Data shown ->
......
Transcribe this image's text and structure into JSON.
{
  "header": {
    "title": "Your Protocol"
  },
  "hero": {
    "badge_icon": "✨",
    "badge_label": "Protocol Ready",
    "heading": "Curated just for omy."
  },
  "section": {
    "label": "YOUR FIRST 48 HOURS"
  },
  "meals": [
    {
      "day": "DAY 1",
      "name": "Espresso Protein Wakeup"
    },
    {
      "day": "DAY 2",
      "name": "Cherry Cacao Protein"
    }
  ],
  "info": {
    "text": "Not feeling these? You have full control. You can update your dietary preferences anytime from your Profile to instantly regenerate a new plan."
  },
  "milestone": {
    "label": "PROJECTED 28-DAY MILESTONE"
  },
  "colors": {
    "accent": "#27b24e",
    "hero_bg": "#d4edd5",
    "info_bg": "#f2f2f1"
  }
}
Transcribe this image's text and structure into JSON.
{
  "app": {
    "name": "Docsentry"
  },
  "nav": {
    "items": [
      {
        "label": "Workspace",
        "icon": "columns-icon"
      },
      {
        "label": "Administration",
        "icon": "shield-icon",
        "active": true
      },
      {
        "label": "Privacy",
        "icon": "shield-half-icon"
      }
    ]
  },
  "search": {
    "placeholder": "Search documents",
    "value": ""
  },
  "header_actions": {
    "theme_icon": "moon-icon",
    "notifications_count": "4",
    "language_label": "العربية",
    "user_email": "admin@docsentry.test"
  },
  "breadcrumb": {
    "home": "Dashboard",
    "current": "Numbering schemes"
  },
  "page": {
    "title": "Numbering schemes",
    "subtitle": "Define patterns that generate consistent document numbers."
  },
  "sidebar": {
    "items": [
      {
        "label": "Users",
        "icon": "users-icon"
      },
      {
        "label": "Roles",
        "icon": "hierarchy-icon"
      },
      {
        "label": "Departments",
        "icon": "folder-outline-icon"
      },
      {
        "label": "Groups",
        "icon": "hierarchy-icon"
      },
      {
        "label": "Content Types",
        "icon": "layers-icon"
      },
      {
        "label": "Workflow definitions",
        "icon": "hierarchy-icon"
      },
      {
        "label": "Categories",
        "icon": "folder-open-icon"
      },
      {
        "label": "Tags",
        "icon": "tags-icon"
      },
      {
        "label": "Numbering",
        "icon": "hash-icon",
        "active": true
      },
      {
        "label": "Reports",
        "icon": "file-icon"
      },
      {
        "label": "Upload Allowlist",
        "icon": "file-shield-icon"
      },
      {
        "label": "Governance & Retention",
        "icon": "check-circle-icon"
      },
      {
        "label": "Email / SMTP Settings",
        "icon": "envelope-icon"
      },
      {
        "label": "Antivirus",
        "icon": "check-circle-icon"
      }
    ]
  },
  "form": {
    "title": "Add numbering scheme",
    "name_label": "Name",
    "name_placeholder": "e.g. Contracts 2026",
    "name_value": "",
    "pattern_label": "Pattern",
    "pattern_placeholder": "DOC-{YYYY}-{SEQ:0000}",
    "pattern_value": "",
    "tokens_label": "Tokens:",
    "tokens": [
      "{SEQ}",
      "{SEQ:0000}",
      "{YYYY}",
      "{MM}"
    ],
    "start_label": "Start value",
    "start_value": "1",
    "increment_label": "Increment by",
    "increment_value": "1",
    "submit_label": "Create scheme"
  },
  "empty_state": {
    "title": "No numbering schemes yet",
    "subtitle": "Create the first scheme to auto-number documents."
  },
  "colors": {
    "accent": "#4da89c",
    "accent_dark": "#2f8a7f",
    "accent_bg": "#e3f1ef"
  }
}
......
What you will do -> Word for word, copy every entry.

Expected answer ->
Transcribe this image's text and structure into JSON.
{
  "header": {
    "title": "Your Protocol"
  },
  "hero": {
    "badge_icon": "✨",
    "badge_label": "Protocol Ready",
    "heading": "Curated just for omy."
  },
  "section": {
    "label": "YOUR FIRST 48 HOURS"
  },
  "meals": [
    {
      "day": "DAY 1",
      "name": "Espresso Protein Wakeup"
    },
    {
      "day": "DAY 2",
      "name": "Cherry Cacao Protein"
    }
  ],
  "info": {
    "text": "Not feeling these? You have full control. You can update your dietary preferences anytime from your Profile to instantly regenerate a new plan."
  },
  "milestone": {
    "label": "PROJECTED 28-DAY MILESTONE"
  },
  "colors": {
    "accent": "#27b24e",
    "hero_bg": "#d4edd5",
    "info_bg": "#f2f2f1"
  }
}
Transcribe this image's text and structure into JSON.
{
  "app": {
    "name": "Docsentry"
  },
  "nav": {
    "items": [
      {
        "label": "Workspace",
        "icon": "columns-icon"
      },
      {
        "label": "Administration",
        "icon": "shield-icon",
        "active": true
      },
      {
        "label": "Privacy",
        "icon": "shield-half-icon"
      }
    ]
  },
  "search": {
    "placeholder": "Search documents",
    "value": ""
  },
  "header_actions": {
    "theme_icon": "moon-icon",
    "notifications_count": "4",
    "language_label": "العربية",
    "user_email": "admin@docsentry.test"
  },
  "breadcrumb": {
    "home": "Dashboard",
    "current": "Numbering schemes"
  },
  "page": {
    "title": "Numbering schemes",
    "subtitle": "Define patterns that generate consistent document numbers."
  },
  "sidebar": {
    "items": [
      {
        "label": "Users",
        "icon": "users-icon"
      },
      {
        "label": "Roles",
        "icon": "hierarchy-icon"
      },
      {
        "label": "Departments",
        "icon": "folder-outline-icon"
      },
      {
        "label": "Groups",
        "icon": "hierarchy-icon"
      },
      {
        "label": "Content Types",
        "icon": "layers-icon"
      },
      {
        "label": "Workflow definitions",
        "icon": "hierarchy-icon"
      },
      {
        "label": "Categories",
        "icon": "folder-open-icon"
      },
      {
        "label": "Tags",
        "icon": "tags-icon"
      },
      {
        "label": "Numbering",
        "icon": "hash-icon",
        "active": true
      },
      {
        "label": "Reports",
        "icon": "file-icon"
      },
      {
        "label": "Upload Allowlist",
        "icon": "file-shield-icon"
      },
      {
        "label": "Governance & Retention",
        "icon": "check-circle-icon"
      },
      {
        "label": "Email / SMTP Settings",
        "icon": "envelope-icon"
      },
      {
        "label": "Antivirus",
        "icon": "check-circle-icon"
      }
    ]
  },
  "form": {
    "title": "Add numbering scheme",
    "name_label": "Name",
    "name_placeholder": "e.g. Contracts 2026",
    "name_value": "",
    "pattern_label": "Pattern",
    "pattern_placeholder": "DOC-{YYYY}-{SEQ:0000}",
    "pattern_value": "",
    "tokens_label": "Tokens:",
    "tokens": [
      "{SEQ}",
      "{SEQ:0000}",
      "{YYYY}",
      "{MM}"
    ],
    "start_label": "Start value",
    "start_value": "1",
    "increment_label": "Increment by",
    "increment_value": "1",
    "submit_label": "Create scheme"
  },
  "empty_state": {
    "title": "No numbering schemes yet",
    "subtitle": "Create the first scheme to auto-number documents."
  },
  "colors": {
    "accent": "#4da89c",
    "accent_dark": "#2f8a7f",
    "accent_bg": "#e3f1ef"
  }
}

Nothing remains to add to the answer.